Count how many lines of the material hold "초과하지". Respond with that number alone.

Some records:
□ □ □ □ □

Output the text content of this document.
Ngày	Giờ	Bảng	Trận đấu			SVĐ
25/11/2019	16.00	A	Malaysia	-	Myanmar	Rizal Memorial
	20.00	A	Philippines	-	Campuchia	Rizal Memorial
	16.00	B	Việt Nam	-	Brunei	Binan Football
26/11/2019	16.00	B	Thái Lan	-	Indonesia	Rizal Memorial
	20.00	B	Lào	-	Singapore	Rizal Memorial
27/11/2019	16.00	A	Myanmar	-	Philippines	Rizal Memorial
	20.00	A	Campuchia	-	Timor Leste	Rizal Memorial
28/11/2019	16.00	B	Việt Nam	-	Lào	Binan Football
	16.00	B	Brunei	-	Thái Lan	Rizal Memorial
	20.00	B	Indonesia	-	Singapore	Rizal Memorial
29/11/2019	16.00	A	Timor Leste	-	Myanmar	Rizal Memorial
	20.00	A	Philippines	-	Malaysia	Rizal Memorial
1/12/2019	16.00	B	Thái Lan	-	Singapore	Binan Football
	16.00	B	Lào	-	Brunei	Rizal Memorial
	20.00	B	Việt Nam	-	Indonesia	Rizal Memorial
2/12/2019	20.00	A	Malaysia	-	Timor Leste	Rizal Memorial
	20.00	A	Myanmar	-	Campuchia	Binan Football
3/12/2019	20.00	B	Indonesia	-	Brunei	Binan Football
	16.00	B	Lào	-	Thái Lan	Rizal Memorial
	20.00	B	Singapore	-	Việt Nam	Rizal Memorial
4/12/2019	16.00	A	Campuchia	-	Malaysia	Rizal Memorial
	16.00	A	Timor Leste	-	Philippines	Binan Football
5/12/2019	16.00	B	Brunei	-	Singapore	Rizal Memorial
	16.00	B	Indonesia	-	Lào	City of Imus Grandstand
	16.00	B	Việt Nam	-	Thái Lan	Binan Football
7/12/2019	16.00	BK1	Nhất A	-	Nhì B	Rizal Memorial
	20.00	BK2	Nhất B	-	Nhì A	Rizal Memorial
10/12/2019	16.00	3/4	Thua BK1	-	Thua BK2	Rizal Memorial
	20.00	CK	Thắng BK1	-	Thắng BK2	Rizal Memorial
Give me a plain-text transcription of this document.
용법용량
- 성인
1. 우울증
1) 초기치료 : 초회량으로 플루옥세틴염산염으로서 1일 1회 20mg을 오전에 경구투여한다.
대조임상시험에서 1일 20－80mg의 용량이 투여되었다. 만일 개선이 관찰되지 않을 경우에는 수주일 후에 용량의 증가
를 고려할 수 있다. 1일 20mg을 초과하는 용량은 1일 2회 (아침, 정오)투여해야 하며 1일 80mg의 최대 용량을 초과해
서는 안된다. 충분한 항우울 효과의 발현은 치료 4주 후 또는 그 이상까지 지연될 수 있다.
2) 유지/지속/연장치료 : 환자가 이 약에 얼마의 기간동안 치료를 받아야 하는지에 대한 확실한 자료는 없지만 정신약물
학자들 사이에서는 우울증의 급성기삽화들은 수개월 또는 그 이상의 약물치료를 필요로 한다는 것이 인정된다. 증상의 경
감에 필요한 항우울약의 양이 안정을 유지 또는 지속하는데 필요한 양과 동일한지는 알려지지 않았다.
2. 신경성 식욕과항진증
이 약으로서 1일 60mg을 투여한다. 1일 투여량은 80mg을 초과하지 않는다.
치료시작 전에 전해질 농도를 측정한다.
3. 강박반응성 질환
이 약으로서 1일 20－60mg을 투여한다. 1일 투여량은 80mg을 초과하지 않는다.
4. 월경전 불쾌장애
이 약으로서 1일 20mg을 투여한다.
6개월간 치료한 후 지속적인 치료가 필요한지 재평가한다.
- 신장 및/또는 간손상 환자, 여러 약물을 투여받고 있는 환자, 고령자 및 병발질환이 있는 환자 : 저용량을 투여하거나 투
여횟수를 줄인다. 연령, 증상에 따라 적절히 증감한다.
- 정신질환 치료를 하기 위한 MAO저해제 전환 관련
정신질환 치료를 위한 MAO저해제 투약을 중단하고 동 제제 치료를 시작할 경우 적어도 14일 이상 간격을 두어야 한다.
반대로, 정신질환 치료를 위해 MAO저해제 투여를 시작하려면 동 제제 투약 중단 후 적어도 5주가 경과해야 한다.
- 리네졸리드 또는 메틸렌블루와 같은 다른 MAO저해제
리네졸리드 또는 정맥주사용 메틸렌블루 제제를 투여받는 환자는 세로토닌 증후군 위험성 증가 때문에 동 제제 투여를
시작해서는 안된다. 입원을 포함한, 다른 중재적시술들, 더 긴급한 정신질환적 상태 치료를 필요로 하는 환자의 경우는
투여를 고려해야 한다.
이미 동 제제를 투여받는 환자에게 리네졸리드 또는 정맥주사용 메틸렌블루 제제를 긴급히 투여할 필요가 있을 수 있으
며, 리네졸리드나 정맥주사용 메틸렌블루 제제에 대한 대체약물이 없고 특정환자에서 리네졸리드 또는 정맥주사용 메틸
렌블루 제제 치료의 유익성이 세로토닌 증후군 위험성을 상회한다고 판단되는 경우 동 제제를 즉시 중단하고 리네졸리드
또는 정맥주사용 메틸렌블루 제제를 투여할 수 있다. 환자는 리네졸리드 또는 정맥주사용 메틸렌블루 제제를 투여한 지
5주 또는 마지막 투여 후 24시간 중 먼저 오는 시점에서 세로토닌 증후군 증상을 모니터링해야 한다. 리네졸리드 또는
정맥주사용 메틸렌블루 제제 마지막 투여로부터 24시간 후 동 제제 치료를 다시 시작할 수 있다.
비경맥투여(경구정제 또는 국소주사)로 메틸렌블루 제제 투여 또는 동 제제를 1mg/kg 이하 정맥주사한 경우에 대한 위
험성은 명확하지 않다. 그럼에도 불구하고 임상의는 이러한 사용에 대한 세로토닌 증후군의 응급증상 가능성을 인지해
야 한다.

□ □ □ □ □

FULL SOLUTION
2